WHAT YOU HAVE TO DO: Locate and copy each line in the data that contains the word "ffffff".

— begin RECORDS TO USE —

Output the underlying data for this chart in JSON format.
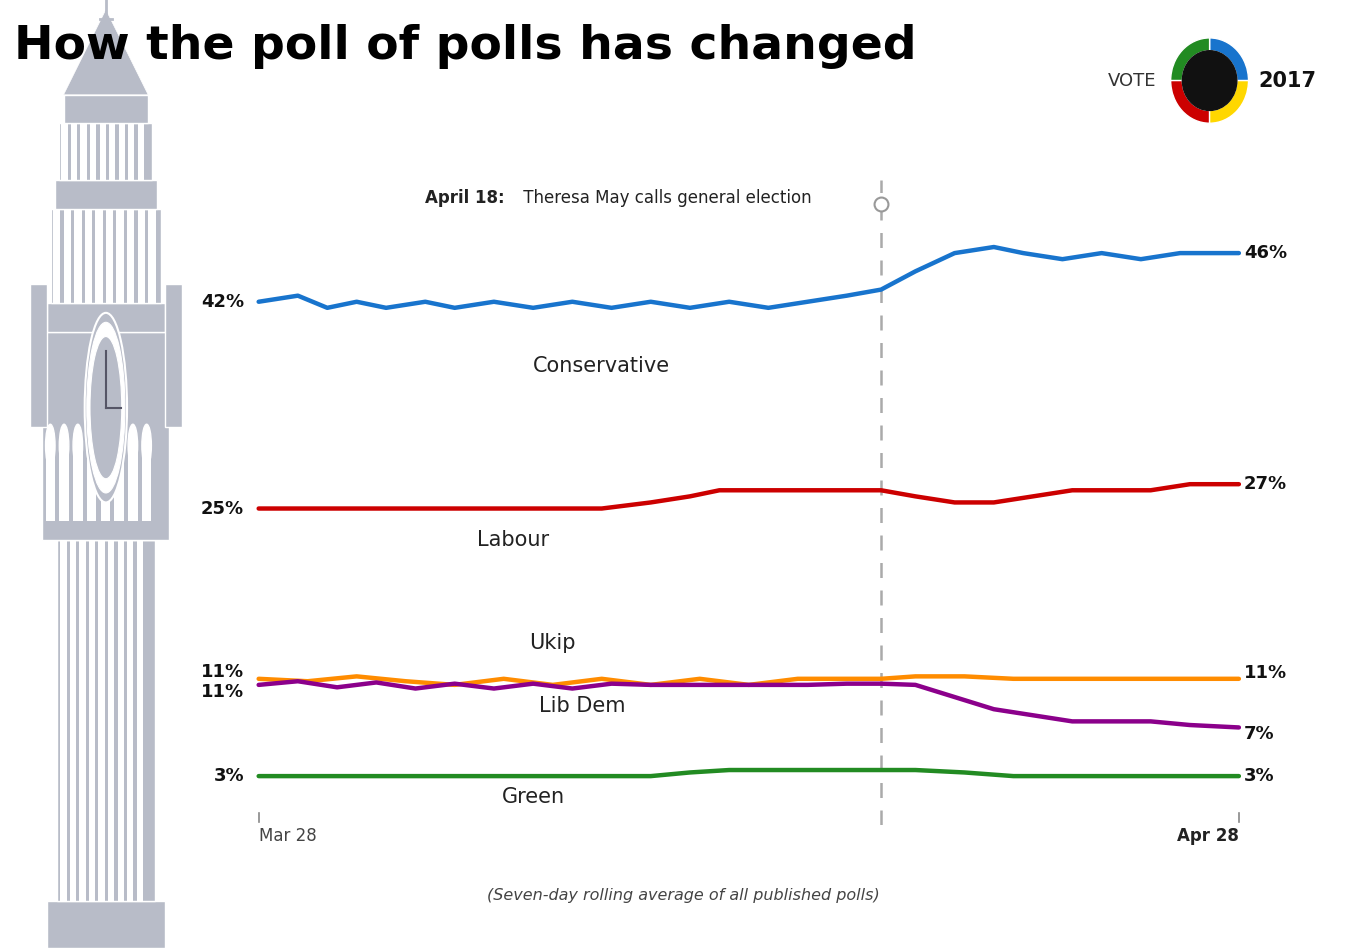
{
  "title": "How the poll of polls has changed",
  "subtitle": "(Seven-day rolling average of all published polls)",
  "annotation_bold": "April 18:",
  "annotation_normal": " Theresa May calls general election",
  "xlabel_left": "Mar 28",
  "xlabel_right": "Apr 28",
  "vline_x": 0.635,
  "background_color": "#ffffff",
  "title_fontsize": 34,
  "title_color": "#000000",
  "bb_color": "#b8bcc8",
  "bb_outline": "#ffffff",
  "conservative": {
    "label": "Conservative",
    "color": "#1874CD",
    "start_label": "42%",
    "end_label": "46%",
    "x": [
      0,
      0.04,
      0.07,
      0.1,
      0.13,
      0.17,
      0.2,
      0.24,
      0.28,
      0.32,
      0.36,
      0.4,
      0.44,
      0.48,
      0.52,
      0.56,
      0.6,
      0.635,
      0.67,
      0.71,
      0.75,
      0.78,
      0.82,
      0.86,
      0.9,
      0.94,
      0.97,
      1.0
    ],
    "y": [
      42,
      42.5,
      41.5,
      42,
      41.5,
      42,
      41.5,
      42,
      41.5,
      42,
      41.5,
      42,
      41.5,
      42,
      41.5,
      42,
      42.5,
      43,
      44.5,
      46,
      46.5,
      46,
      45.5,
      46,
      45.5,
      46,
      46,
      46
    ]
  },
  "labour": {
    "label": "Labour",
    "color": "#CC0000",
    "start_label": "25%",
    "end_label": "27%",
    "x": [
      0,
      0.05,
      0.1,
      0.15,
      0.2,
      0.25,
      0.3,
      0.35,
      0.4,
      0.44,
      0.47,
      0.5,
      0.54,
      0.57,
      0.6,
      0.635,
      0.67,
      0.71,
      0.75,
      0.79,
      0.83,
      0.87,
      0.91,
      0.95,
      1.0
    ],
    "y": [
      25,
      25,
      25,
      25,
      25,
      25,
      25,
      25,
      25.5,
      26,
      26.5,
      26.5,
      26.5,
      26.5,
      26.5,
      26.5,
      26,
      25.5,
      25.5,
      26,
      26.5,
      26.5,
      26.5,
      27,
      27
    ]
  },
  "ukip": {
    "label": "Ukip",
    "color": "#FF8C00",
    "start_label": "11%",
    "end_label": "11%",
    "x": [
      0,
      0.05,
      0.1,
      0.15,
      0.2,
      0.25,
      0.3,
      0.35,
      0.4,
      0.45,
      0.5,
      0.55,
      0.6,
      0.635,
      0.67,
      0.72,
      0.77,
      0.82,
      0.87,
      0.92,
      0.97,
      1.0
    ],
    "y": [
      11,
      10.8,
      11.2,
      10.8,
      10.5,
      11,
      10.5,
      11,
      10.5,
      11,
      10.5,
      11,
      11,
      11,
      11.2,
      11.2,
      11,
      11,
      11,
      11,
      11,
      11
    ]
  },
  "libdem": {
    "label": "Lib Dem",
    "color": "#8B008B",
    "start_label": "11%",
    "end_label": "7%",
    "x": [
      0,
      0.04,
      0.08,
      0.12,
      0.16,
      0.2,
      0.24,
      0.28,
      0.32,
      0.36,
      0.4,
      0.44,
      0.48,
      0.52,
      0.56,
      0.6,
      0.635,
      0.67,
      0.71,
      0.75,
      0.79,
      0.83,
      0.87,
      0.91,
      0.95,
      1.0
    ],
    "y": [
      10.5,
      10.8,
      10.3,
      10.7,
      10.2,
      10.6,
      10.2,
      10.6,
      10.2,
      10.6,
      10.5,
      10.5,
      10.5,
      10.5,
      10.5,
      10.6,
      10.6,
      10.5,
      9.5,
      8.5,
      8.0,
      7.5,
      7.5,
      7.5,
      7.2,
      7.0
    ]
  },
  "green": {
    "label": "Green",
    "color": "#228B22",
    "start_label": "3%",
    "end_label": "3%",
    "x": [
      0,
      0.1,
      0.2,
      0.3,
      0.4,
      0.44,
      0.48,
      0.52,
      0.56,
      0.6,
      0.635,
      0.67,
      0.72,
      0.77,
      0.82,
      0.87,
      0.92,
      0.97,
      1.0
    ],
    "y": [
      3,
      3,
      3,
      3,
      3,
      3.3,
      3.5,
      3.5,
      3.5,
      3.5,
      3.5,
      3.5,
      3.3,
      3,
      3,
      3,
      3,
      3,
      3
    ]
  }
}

— end RECORDS TO USE —
— begin RECORDS TO USE —

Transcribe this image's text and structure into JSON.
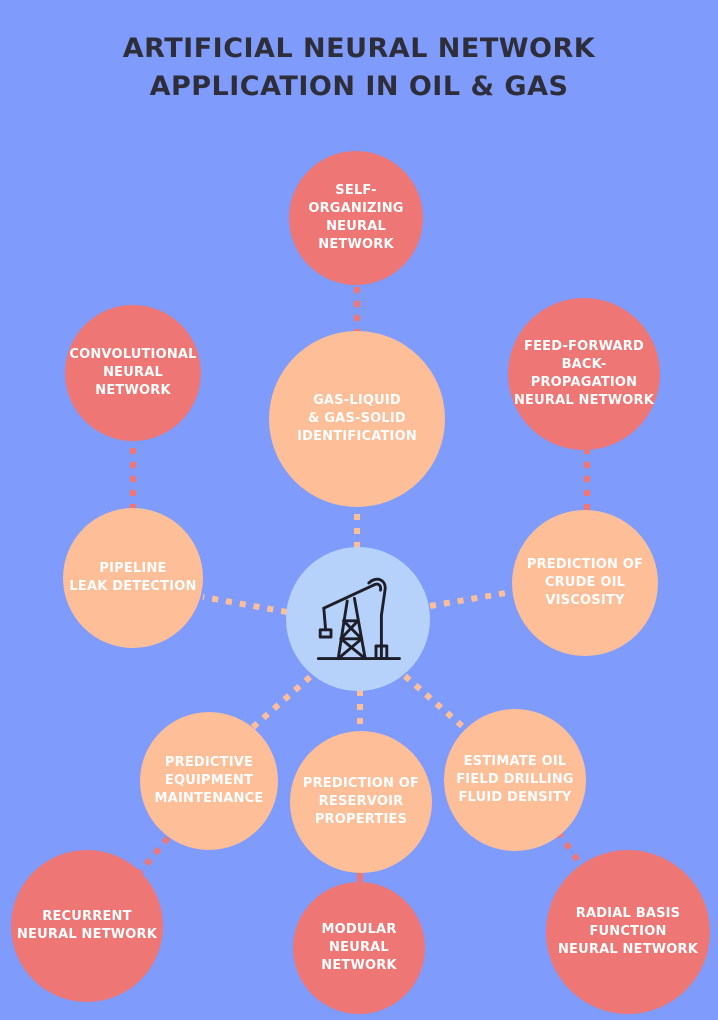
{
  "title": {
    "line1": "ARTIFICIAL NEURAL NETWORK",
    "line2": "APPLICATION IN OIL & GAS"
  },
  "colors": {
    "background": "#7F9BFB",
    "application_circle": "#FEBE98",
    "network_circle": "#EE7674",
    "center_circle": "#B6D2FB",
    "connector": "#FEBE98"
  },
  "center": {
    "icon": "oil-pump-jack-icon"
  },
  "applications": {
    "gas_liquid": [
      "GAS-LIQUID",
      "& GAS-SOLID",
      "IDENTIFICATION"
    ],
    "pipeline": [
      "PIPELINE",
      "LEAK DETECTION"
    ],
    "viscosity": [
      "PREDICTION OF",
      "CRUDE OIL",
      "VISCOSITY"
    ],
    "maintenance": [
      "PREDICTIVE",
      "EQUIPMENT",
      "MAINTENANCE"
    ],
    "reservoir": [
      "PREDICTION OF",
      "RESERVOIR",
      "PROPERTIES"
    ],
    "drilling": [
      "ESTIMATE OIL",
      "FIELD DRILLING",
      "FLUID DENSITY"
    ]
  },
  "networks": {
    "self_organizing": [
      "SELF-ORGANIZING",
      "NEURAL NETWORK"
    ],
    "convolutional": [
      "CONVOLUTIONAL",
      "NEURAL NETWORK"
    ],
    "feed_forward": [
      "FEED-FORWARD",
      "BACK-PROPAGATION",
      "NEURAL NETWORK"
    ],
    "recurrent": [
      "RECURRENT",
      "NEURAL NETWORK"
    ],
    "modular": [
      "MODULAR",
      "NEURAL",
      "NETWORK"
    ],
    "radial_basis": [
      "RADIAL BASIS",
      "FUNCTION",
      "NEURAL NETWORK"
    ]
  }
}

— end RECORDS TO USE —
— begin RECORDS TO USE —

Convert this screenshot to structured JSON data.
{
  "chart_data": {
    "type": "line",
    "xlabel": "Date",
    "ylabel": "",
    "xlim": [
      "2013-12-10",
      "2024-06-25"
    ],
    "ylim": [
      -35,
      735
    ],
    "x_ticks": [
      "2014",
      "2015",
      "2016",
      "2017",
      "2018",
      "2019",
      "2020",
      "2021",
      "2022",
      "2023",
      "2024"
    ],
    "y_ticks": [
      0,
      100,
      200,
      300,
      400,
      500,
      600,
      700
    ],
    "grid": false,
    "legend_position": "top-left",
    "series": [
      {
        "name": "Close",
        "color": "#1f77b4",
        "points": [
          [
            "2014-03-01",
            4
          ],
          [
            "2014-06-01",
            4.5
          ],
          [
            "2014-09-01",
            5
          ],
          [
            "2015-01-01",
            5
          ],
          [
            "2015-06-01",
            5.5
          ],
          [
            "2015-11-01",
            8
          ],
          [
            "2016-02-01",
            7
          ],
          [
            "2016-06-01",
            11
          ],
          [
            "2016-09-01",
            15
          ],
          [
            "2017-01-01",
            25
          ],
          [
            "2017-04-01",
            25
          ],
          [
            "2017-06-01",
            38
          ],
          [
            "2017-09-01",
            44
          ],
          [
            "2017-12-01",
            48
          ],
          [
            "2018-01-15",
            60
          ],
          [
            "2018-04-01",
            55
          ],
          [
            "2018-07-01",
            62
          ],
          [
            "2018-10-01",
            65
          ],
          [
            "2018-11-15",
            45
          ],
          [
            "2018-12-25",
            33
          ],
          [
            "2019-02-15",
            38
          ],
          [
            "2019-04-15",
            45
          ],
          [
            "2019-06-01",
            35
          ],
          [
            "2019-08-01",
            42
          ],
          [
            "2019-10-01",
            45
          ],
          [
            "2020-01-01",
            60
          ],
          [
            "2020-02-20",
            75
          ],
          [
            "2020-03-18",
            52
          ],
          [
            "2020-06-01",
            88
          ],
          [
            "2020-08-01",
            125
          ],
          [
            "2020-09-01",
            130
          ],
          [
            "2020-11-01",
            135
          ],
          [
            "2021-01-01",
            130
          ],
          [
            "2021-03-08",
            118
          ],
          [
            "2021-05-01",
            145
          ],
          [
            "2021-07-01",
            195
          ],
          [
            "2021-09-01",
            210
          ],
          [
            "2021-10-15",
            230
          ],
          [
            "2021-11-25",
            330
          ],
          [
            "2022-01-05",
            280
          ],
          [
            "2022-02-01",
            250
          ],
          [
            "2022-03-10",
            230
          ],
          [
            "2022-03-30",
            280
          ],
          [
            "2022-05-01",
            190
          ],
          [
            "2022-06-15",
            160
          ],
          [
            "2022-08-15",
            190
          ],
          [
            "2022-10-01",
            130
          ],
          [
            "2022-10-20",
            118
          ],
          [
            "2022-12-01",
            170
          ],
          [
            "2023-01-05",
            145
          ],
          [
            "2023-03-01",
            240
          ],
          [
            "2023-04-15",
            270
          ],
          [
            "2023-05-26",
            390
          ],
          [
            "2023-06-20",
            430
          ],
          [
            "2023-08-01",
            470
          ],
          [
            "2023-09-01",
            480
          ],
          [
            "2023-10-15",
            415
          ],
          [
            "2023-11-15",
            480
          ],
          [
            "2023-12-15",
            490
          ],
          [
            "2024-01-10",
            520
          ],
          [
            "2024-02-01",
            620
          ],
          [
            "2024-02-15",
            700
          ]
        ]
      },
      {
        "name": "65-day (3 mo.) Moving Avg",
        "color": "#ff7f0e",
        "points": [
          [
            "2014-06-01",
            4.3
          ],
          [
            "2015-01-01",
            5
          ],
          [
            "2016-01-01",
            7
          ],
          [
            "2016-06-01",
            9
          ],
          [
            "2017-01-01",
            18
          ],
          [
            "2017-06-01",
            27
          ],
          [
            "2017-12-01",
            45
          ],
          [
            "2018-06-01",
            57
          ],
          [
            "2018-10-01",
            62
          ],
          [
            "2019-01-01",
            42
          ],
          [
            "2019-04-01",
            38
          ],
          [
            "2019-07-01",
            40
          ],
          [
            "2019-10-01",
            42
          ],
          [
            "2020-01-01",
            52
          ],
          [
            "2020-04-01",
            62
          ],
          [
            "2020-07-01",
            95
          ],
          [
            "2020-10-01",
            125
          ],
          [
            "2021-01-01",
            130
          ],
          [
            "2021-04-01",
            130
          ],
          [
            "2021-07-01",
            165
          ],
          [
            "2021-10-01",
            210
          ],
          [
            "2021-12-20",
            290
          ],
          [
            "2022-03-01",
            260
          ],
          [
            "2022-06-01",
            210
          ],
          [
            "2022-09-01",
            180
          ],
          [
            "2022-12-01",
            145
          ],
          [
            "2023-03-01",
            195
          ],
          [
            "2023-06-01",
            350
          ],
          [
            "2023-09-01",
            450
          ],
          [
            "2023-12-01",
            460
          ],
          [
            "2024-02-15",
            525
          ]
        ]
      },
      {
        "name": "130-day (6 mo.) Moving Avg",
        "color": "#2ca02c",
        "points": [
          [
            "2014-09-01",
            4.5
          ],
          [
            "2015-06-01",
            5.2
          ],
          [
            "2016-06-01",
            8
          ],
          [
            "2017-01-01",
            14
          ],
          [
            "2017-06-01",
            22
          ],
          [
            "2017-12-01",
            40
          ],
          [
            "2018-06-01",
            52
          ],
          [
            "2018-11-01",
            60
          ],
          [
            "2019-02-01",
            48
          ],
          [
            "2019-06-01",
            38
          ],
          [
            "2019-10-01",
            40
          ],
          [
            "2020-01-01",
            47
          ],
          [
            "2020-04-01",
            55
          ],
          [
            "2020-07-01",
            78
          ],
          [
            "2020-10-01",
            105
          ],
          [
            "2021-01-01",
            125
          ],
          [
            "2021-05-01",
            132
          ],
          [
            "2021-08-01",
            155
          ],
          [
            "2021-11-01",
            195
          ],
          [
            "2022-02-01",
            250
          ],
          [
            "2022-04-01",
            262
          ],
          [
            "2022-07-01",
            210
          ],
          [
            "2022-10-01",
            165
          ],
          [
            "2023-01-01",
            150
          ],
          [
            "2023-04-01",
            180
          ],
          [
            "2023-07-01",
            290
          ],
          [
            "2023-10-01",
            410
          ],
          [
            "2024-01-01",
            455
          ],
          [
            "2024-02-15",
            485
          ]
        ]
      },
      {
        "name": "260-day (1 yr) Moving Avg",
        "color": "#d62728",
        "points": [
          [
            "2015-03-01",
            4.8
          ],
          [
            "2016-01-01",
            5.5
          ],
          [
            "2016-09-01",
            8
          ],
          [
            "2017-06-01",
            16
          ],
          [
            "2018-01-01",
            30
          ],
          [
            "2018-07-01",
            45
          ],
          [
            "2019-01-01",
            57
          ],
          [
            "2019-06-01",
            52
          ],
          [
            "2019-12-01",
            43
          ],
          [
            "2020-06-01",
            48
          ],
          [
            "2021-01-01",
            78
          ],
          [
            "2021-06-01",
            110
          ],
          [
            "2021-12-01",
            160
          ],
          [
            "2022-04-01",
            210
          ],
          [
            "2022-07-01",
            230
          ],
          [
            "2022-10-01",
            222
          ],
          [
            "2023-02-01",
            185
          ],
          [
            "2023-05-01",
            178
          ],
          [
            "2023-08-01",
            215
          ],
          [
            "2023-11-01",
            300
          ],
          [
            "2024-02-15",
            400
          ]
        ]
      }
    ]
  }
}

— end RECORDS TO USE —

THE SOLUTION:
  "background_color": "#ffffff",
  "bb_outline": "#ffffff",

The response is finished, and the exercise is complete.